(Records from a data source)
┄┄┄┄┄┄┄┄┄┄┄┄┄┄┄┄┄┄┄┄
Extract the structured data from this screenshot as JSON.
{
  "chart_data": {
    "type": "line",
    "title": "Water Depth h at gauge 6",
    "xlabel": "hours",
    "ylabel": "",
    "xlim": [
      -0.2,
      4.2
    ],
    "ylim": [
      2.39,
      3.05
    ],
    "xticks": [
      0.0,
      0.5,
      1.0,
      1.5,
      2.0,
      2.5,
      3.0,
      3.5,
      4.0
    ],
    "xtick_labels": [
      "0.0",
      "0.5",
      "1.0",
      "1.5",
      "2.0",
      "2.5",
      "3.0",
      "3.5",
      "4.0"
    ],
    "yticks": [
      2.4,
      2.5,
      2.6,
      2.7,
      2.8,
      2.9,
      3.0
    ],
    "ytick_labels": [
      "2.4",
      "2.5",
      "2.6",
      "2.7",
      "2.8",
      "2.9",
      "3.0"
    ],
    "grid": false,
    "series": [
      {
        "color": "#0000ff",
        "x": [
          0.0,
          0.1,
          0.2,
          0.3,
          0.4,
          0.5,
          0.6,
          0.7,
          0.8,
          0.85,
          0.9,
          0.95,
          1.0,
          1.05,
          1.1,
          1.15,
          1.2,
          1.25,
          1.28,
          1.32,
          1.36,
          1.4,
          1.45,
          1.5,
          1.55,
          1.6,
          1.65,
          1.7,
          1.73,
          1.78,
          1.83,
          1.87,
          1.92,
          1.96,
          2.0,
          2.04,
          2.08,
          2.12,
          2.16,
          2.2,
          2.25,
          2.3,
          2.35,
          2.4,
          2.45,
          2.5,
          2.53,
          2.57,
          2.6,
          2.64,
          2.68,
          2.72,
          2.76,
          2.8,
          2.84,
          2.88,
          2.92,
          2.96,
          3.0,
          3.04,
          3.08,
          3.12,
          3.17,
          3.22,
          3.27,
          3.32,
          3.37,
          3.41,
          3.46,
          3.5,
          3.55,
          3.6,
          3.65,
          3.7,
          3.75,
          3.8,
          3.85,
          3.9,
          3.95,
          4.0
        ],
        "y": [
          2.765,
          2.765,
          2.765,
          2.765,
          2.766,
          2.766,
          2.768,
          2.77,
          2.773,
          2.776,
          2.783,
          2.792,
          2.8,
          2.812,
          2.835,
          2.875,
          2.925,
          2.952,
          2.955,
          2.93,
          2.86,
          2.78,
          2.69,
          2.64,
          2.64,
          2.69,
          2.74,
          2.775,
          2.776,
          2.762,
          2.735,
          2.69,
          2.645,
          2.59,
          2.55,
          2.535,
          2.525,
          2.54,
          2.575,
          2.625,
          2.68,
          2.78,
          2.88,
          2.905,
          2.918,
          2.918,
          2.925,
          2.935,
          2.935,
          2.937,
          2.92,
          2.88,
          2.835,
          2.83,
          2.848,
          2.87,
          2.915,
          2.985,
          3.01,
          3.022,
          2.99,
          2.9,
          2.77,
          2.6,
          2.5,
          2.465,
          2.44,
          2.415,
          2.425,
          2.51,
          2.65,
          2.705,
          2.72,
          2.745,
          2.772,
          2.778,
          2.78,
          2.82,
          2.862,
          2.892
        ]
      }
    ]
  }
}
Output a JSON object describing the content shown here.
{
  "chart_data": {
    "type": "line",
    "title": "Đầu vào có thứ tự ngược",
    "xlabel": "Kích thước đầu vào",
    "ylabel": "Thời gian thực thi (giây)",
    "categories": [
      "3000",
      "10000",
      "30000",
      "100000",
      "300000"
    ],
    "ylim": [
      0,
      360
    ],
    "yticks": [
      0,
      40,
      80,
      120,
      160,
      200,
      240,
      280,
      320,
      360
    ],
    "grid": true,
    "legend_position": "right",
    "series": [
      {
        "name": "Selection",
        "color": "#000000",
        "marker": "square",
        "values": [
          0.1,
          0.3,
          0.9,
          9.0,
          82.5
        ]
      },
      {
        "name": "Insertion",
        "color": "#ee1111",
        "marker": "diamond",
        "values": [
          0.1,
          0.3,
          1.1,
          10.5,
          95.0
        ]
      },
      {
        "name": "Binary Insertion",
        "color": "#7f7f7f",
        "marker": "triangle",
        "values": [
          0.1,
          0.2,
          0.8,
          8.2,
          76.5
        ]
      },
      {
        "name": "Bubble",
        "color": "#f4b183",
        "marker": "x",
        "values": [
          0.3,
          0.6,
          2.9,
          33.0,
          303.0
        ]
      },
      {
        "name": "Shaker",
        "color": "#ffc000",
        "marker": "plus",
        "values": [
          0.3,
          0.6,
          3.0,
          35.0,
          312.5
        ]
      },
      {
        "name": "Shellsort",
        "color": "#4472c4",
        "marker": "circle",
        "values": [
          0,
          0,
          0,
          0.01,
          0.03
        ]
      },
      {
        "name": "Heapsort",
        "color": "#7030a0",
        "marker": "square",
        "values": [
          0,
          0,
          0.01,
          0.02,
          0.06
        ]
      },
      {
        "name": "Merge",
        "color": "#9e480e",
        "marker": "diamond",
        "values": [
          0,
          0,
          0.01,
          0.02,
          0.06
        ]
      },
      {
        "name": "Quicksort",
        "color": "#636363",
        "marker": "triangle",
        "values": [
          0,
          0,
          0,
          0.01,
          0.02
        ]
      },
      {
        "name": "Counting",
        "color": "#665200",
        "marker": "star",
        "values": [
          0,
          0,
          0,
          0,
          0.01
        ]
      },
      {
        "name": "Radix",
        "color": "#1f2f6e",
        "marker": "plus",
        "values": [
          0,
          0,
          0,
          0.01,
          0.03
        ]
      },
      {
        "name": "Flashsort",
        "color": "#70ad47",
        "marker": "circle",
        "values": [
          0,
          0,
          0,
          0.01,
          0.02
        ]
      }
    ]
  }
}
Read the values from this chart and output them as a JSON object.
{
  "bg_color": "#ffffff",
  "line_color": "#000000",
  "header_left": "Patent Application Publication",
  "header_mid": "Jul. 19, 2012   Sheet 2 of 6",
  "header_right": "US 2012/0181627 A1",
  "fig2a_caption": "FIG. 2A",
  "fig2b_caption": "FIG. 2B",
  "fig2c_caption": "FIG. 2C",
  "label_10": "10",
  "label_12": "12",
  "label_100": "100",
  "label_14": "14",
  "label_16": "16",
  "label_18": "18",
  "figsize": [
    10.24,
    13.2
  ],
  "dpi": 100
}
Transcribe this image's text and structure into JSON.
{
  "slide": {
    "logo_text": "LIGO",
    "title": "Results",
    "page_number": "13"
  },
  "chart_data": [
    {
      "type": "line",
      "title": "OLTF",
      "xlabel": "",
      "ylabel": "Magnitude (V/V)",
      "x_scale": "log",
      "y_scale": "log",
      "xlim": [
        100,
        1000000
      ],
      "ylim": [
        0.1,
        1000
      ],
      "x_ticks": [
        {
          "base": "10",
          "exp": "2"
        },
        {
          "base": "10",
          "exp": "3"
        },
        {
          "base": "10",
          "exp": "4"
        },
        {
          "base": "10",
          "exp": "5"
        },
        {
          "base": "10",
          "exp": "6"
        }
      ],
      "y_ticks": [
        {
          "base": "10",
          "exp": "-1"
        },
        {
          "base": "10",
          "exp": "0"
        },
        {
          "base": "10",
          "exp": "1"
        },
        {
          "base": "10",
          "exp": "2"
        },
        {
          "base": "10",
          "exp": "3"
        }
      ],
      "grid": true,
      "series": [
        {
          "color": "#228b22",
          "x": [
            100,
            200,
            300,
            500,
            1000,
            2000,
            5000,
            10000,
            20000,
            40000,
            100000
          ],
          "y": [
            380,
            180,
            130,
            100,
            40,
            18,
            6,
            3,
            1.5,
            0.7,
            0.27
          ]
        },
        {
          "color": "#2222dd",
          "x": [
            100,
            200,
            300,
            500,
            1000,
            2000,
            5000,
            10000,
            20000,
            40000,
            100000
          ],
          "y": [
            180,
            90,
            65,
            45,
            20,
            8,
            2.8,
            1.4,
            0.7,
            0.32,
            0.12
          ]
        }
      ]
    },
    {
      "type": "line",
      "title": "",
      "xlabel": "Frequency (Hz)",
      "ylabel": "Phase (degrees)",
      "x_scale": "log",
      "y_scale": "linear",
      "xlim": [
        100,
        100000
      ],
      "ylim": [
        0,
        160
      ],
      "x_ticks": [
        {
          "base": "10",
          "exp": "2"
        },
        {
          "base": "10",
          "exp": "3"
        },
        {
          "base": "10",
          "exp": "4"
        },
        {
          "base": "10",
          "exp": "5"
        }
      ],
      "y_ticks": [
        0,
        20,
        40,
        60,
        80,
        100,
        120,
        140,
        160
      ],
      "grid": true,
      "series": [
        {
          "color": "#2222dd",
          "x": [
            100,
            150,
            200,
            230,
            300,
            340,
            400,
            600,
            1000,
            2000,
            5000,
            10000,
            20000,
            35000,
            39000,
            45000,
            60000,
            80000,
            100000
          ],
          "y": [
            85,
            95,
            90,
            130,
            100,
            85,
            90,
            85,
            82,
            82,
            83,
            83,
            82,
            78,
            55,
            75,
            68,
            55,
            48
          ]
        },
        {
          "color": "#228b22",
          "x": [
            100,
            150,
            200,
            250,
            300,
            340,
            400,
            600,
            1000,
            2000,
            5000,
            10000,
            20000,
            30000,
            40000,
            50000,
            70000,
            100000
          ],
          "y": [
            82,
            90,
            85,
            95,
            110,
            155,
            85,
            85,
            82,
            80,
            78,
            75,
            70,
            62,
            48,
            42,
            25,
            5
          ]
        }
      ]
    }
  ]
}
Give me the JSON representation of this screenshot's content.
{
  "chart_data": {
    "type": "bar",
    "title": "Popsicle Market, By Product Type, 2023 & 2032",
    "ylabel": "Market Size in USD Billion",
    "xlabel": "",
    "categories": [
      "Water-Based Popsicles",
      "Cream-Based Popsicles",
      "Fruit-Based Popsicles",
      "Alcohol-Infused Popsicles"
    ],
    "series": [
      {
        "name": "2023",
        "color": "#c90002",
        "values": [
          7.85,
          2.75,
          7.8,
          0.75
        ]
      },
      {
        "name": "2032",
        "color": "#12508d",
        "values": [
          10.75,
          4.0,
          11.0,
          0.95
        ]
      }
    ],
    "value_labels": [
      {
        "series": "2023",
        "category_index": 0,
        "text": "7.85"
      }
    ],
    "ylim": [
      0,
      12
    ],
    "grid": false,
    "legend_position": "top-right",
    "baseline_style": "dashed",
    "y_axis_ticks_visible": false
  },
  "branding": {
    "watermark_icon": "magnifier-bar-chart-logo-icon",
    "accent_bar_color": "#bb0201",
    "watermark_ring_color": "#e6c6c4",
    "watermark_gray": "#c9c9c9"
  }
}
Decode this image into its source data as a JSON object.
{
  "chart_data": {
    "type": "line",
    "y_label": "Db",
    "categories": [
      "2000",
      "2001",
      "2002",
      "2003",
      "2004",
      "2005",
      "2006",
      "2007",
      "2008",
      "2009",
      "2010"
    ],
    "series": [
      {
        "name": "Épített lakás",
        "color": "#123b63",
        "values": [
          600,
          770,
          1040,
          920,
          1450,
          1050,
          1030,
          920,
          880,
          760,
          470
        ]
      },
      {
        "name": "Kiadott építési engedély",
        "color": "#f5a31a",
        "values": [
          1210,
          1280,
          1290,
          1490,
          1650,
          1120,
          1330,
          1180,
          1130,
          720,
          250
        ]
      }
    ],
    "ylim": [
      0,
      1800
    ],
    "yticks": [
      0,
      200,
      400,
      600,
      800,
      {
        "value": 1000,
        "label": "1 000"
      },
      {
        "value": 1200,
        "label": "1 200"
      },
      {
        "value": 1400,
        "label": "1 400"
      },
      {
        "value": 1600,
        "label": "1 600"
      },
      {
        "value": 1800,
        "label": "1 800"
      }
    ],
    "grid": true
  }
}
┄┄┄┄┄┄┄┄┄┄┄┄┄┄┄┄┄┄┄┄
-- Request --
From the records above, pull out each line that has "JSON".

-- Expected answer --
Extract the structured data from this screenshot as JSON.
Output a JSON object describing the content shown here.
Read the values from this chart and output them as a JSON object.
Transcribe this image's text and structure into JSON.
Give me the JSON representation of this screenshot's content.
Decode this image into its source data as a JSON object.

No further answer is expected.